● **Required action**
What you print must match the data line for line.

··· Records for the exercise

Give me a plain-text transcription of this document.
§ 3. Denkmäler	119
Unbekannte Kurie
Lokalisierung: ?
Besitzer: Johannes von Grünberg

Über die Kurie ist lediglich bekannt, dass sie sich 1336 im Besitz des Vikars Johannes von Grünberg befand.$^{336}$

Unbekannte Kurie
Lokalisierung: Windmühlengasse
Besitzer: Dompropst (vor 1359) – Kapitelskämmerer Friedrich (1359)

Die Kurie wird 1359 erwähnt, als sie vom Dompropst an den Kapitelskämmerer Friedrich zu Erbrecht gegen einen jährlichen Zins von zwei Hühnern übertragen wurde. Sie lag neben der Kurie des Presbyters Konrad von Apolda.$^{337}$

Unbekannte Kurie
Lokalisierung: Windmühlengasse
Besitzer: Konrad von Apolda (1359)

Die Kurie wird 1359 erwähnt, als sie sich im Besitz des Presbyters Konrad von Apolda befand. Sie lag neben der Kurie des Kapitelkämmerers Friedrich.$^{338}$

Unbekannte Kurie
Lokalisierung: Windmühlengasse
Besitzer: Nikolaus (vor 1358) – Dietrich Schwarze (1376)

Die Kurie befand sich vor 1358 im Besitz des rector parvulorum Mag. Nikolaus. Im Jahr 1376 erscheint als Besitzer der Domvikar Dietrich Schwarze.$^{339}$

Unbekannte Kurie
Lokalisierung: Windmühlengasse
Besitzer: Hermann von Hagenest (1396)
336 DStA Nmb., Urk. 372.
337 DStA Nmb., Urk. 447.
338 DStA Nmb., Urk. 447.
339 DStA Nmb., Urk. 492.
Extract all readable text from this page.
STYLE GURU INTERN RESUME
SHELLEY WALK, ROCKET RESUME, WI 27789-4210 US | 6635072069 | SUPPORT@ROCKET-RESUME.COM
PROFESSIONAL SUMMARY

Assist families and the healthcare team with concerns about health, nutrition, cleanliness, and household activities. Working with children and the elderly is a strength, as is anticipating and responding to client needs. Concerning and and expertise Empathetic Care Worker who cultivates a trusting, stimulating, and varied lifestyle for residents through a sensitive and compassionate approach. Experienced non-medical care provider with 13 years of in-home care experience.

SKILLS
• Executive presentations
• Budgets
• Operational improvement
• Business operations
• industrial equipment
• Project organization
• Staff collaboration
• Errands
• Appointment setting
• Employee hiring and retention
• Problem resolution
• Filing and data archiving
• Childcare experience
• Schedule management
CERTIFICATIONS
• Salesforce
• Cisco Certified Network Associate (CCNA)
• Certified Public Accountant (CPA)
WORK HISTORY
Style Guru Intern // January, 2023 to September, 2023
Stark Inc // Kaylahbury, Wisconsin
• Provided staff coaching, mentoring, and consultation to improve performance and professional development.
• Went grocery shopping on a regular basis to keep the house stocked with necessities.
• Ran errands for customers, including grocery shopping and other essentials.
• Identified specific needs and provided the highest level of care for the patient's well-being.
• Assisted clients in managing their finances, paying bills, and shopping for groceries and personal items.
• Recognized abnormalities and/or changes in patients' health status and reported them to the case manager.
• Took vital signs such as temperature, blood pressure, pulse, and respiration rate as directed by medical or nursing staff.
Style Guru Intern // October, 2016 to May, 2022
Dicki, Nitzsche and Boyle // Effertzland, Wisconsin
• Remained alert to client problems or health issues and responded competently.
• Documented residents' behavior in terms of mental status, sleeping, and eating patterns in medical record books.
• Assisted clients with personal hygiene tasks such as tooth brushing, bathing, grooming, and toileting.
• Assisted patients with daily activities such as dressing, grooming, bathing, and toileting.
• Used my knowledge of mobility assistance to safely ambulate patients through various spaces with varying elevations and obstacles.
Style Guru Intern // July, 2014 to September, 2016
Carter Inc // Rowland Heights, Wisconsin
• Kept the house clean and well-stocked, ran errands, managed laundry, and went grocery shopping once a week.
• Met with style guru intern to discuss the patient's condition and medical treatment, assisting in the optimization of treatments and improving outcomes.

······

● **Task result**
Give me a plain-text transcription of this document.
§ 3. Denkmäler	119
Unbekannte Kurie
Lokalisierung: ?
Besitzer: Johannes von Grünberg

Über die Kurie ist lediglich bekannt, dass sie sich 1336 im Besitz des Vikars Johannes von Grünberg befand.$^{336}$

Unbekannte Kurie
Lokalisierung: Windmühlengasse
Besitzer: Dompropst (vor 1359) – Kapitelskämmerer Friedrich (1359)

Die Kurie wird 1359 erwähnt, als sie vom Dompropst an den Kapitelskämmerer Friedrich zu Erbrecht gegen einen jährlichen Zins von zwei Hühnern übertragen wurde. Sie lag neben der Kurie des Presbyters Konrad von Apolda.$^{337}$

Unbekannte Kurie
Lokalisierung: Windmühlengasse
Besitzer: Konrad von Apolda (1359)

Die Kurie wird 1359 erwähnt, als sie sich im Besitz des Presbyters Konrad von Apolda befand. Sie lag neben der Kurie des Kapitelkämmerers Friedrich.$^{338}$

Unbekannte Kurie
Lokalisierung: Windmühlengasse
Besitzer: Nikolaus (vor 1358) – Dietrich Schwarze (1376)

Die Kurie befand sich vor 1358 im Besitz des rector parvulorum Mag. Nikolaus. Im Jahr 1376 erscheint als Besitzer der Domvikar Dietrich Schwarze.$^{339}$

Unbekannte Kurie
Lokalisierung: Windmühlengasse
Besitzer: Hermann von Hagenest (1396)
336 DStA Nmb., Urk. 372.
337 DStA Nmb., Urk. 447.
338 DStA Nmb., Urk. 447.
339 DStA Nmb., Urk. 492.
Extract all readable text from this page.
STYLE GURU INTERN RESUME
SHELLEY WALK, ROCKET RESUME, WI 27789-4210 US | 6635072069 | SUPPORT@ROCKET-RESUME.COM
PROFESSIONAL SUMMARY

Assist families and the healthcare team with concerns about health, nutrition, cleanliness, and household activities. Working with children and the elderly is a strength, as is anticipating and responding to client needs. Concerning and and expertise Empathetic Care Worker who cultivates a trusting, stimulating, and varied lifestyle for residents through a sensitive and compassionate approach. Experienced non-medical care provider with 13 years of in-home care experience.

SKILLS
• Executive presentations
• Budgets
• Operational improvement
• Business operations
• industrial equipment
• Project organization
• Staff collaboration
• Errands
• Appointment setting
• Employee hiring and retention
• Problem resolution
• Filing and data archiving
• Childcare experience
• Schedule management
CERTIFICATIONS
• Salesforce
• Cisco Certified Network Associate (CCNA)
• Certified Public Accountant (CPA)
WORK HISTORY
Style Guru Intern // January, 2023 to September, 2023
Stark Inc // Kaylahbury, Wisconsin
• Provided staff coaching, mentoring, and consultation to improve performance and professional development.
• Went grocery shopping on a regular basis to keep the house stocked with necessities.
• Ran errands for customers, including grocery shopping and other essentials.
• Identified specific needs and provided the highest level of care for the patient's well-being.
• Assisted clients in managing their finances, paying bills, and shopping for groceries and personal items.
• Recognized abnormalities and/or changes in patients' health status and reported them to the case manager.
• Took vital signs such as temperature, blood pressure, pulse, and respiration rate as directed by medical or nursing staff.
Style Guru Intern // October, 2016 to May, 2022
Dicki, Nitzsche and Boyle // Effertzland, Wisconsin
• Remained alert to client problems or health issues and responded competently.
• Documented residents' behavior in terms of mental status, sleeping, and eating patterns in medical record books.
• Assisted clients with personal hygiene tasks such as tooth brushing, bathing, grooming, and toileting.
• Assisted patients with daily activities such as dressing, grooming, bathing, and toileting.
• Used my knowledge of mobility assistance to safely ambulate patients through various spaces with varying elevations and obstacles.
Style Guru Intern // July, 2014 to September, 2016
Carter Inc // Rowland Heights, Wisconsin
• Kept the house clean and well-stocked, ran errands, managed laundry, and went grocery shopping once a week.
• Met with style guru intern to discuss the patient's condition and medical treatment, assisting in the optimization of treatments and improving outcomes.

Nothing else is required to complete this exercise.